* _Stored data_:
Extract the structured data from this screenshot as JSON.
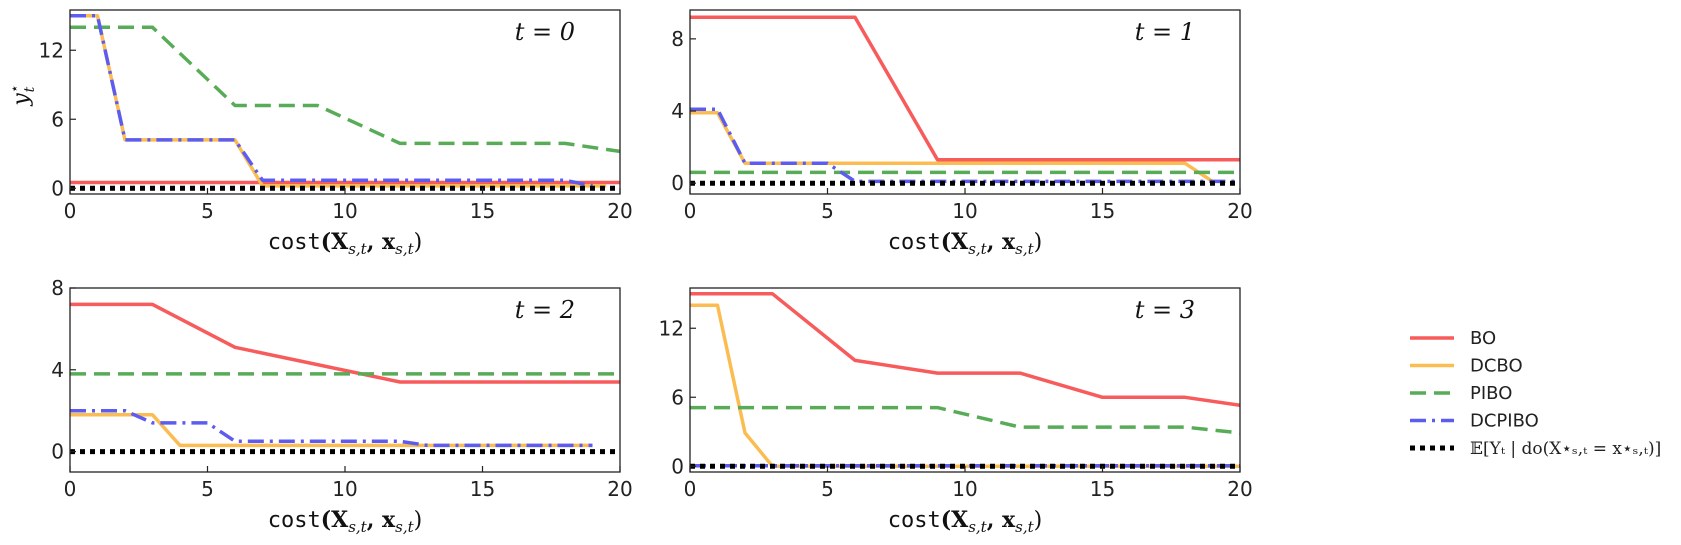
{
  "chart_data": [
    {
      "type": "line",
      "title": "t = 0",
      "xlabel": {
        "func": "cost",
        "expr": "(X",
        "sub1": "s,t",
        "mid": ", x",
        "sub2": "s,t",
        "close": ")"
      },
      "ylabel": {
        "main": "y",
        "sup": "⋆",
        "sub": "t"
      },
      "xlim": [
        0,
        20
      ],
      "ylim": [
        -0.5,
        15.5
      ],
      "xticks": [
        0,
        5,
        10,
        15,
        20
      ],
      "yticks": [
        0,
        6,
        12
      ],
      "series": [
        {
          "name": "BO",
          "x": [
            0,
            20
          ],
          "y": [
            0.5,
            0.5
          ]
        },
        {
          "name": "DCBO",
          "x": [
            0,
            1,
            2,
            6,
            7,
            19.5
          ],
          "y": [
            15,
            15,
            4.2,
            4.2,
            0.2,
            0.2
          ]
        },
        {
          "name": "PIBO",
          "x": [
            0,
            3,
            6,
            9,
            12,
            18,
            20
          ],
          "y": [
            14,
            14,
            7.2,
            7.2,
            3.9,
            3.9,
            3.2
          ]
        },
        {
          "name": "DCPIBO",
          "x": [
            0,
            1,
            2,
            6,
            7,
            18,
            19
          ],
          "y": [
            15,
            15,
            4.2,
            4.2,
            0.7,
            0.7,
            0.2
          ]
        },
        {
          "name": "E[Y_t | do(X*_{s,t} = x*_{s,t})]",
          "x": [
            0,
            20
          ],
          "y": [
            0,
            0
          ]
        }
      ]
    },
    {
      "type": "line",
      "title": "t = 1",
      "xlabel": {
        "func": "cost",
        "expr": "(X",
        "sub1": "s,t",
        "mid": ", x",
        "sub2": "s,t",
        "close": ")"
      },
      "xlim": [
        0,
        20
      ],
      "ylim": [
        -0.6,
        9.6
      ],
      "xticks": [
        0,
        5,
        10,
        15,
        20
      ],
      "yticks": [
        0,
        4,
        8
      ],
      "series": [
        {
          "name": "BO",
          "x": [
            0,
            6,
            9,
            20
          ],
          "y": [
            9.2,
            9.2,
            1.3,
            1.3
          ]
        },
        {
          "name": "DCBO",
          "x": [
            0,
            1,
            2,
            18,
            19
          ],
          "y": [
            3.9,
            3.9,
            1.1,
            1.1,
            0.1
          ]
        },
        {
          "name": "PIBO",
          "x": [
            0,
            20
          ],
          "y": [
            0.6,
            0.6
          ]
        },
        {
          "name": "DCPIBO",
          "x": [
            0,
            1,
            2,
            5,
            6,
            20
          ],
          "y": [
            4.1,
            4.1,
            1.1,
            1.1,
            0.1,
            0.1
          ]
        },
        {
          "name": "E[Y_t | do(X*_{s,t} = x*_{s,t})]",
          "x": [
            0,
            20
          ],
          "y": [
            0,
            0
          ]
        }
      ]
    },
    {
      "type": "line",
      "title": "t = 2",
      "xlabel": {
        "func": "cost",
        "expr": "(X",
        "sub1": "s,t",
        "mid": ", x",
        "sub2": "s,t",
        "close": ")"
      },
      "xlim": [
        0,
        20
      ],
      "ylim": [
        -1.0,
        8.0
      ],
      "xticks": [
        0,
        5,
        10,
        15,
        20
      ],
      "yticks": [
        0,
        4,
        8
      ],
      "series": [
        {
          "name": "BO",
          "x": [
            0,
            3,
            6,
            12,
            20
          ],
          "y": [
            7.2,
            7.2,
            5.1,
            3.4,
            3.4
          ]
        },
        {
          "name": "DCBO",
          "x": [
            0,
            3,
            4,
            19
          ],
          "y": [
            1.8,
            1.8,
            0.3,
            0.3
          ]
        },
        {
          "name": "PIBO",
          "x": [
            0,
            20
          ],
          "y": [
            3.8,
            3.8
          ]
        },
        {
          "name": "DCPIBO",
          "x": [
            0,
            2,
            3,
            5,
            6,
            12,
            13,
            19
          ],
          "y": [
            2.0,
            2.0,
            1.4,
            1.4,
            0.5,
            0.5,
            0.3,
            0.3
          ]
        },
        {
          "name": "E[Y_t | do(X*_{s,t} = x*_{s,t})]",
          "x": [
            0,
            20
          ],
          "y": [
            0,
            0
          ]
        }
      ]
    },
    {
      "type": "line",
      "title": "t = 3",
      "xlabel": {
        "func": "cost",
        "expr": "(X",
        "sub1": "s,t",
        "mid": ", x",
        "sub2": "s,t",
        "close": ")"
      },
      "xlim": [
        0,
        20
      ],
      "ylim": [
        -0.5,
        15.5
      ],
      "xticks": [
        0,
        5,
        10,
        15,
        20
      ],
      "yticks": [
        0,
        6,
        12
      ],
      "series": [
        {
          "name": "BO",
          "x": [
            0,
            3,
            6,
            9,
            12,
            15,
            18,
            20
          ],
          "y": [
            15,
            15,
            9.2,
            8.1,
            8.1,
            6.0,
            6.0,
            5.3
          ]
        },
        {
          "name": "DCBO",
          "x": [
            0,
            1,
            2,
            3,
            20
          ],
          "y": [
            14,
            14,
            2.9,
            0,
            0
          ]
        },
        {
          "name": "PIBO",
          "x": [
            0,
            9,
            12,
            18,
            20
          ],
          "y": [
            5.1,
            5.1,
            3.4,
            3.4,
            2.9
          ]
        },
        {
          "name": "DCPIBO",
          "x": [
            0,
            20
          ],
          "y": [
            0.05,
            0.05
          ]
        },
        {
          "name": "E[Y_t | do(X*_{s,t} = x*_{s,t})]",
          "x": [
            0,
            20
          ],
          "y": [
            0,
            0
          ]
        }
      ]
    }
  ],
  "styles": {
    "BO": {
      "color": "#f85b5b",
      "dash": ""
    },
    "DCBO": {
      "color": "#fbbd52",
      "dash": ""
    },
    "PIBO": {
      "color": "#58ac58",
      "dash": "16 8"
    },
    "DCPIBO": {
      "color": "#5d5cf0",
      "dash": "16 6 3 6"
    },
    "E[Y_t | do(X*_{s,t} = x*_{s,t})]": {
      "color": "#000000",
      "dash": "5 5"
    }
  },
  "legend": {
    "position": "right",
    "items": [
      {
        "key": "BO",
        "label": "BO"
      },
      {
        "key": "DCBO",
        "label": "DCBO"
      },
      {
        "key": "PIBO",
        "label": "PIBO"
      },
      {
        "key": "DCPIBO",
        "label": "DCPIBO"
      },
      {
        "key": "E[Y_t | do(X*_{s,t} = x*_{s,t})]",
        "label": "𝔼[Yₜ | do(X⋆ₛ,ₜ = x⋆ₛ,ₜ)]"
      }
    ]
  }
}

* _Request_:
Find the string "dash" in the entries above and return each line that holds it.

* _Response for this exercise_:
      "dash": ""
      "dash": ""
      "dash": "16 8"
      "dash": "16 6 3 6"
      "dash": "5 5"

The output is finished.